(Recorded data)
----
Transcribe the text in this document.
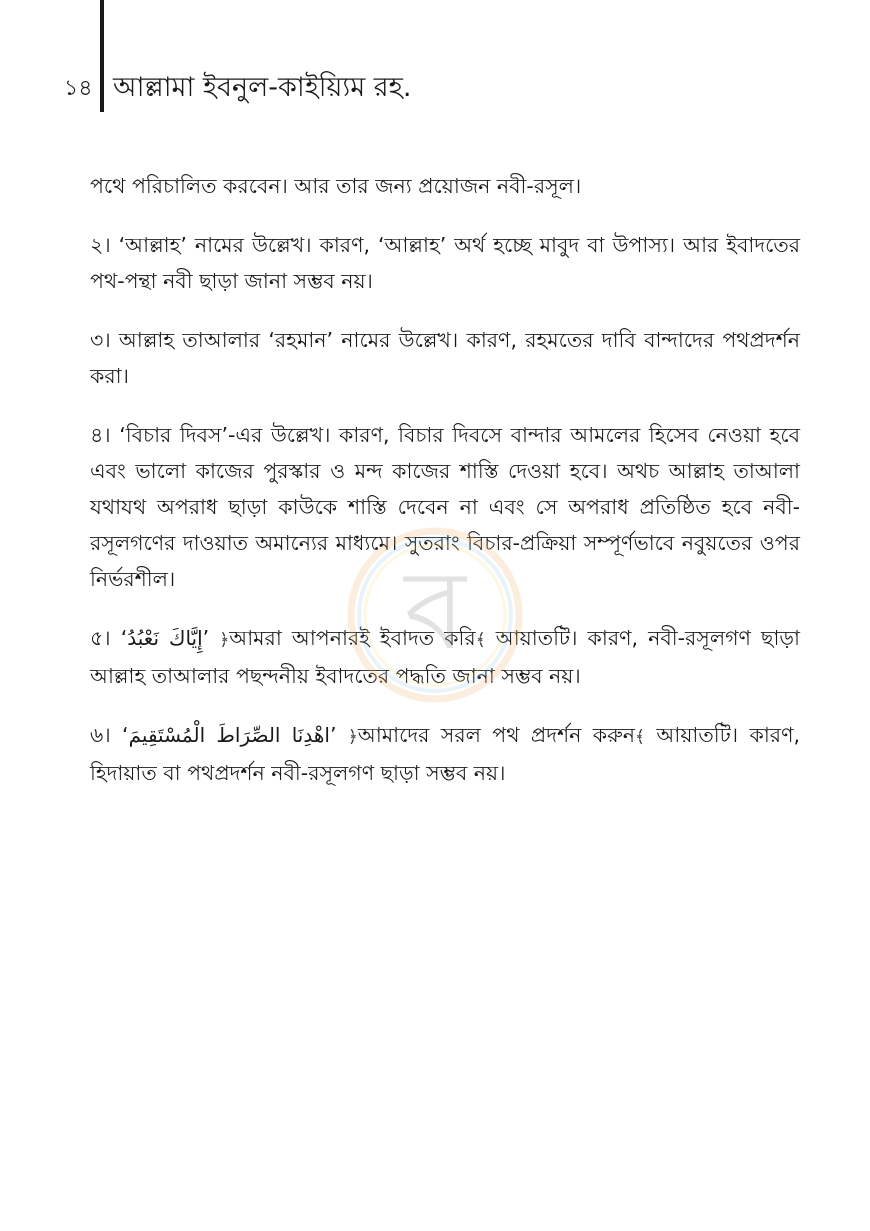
১৪ আল্লামা ইবনুল-কাইয়্যিম রহ.

পথে পরিচালিত করবেন। আর তার জন্য প্রয়োজন নবী-রসূল।

২। ‘আল্লাহ’ নামের উল্লেখ। কারণ, ‘আল্লাহ’ অর্থ হচ্ছে মাবুদ বা উপাস্য। আর ইবাদতের পথ-পন্থা নবী ছাড়া জানা সম্ভব নয়।

৩। আল্লাহ তাআলার ‘রহমান’ নামের উল্লেখ। কারণ, রহমতের দাবি বান্দাদের পথপ্রদর্শন করা।

৪। ‘বিচার দিবস’-এর উল্লেখ। কারণ, বিচার দিবসে বান্দার আমলের হিসেব নেওয়া হবে এবং ভালো কাজের পুরস্কার ও মন্দ কাজের শাস্তি দেওয়া হবে। অথচ আল্লাহ তাআলা যথাযথ অপরাধ ছাড়া কাউকে শাস্তি দেবেন না এবং সে অপরাধ প্রতিষ্ঠিত হবে নবী-রসূলগণের দাওয়াত অমান্যের মাধ্যমে। সুতরাং বিচার-প্রক্রিয়া সম্পূর্ণভাবে নবুয়তের ওপর নির্ভরশীল।

৫। ‘إِيَّاكَ نَعْبُدُ’ ﴿আমরা আপনারই ইবাদত করি﴾ আয়াতটি। কারণ, নবী-রসূলগণ ছাড়া আল্লাহ তাআলার পছন্দনীয় ইবাদতের পদ্ধতি জানা সম্ভব নয়।

৬। ‘اهْدِنَا الصِّرَاطَ الْمُسْتَقِيمَ’ ﴿আমাদের সরল পথ প্রদর্শন করুন﴾ আয়াতটি। কারণ, হিদায়াত বা পথপ্রদর্শন নবী-রসূলগণ ছাড়া সম্ভব নয়।

ব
----
• Problem to work on
Repeat each record exactly, with the pictures left out.

• The response
Transcribe the text in this document.
১৪ আল্লামা ইবনুল-কাইয়্যিম রহ.

পথে পরিচালিত করবেন। আর তার জন্য প্রয়োজন নবী-রসূল।

২। ‘আল্লাহ’ নামের উল্লেখ। কারণ, ‘আল্লাহ’ অর্থ হচ্ছে মাবুদ বা উপাস্য। আর ইবাদতের পথ-পন্থা নবী ছাড়া জানা সম্ভব নয়।

৩। আল্লাহ তাআলার ‘রহমান’ নামের উল্লেখ। কারণ, রহমতের দাবি বান্দাদের পথপ্রদর্শন করা।

৪। ‘বিচার দিবস’-এর উল্লেখ। কারণ, বিচার দিবসে বান্দার আমলের হিসেব নেওয়া হবে এবং ভালো কাজের পুরস্কার ও মন্দ কাজের শাস্তি দেওয়া হবে। অথচ আল্লাহ তাআলা যথাযথ অপরাধ ছাড়া কাউকে শাস্তি দেবেন না এবং সে অপরাধ প্রতিষ্ঠিত হবে নবী-রসূলগণের দাওয়াত অমান্যের মাধ্যমে। সুতরাং বিচার-প্রক্রিয়া সম্পূর্ণভাবে নবুয়তের ওপর নির্ভরশীল।

৫। ‘إِيَّاكَ نَعْبُدُ’ ﴿আমরা আপনারই ইবাদত করি﴾ আয়াতটি। কারণ, নবী-রসূলগণ ছাড়া আল্লাহ তাআলার পছন্দনীয় ইবাদতের পদ্ধতি জানা সম্ভব নয়।

৬। ‘اهْدِنَا الصِّرَاطَ الْمُسْتَقِيمَ’ ﴿আমাদের সরল পথ প্রদর্শন করুন﴾ আয়াতটি। কারণ, হিদায়াত বা পথপ্রদর্শন নবী-রসূলগণ ছাড়া সম্ভব নয়।

ব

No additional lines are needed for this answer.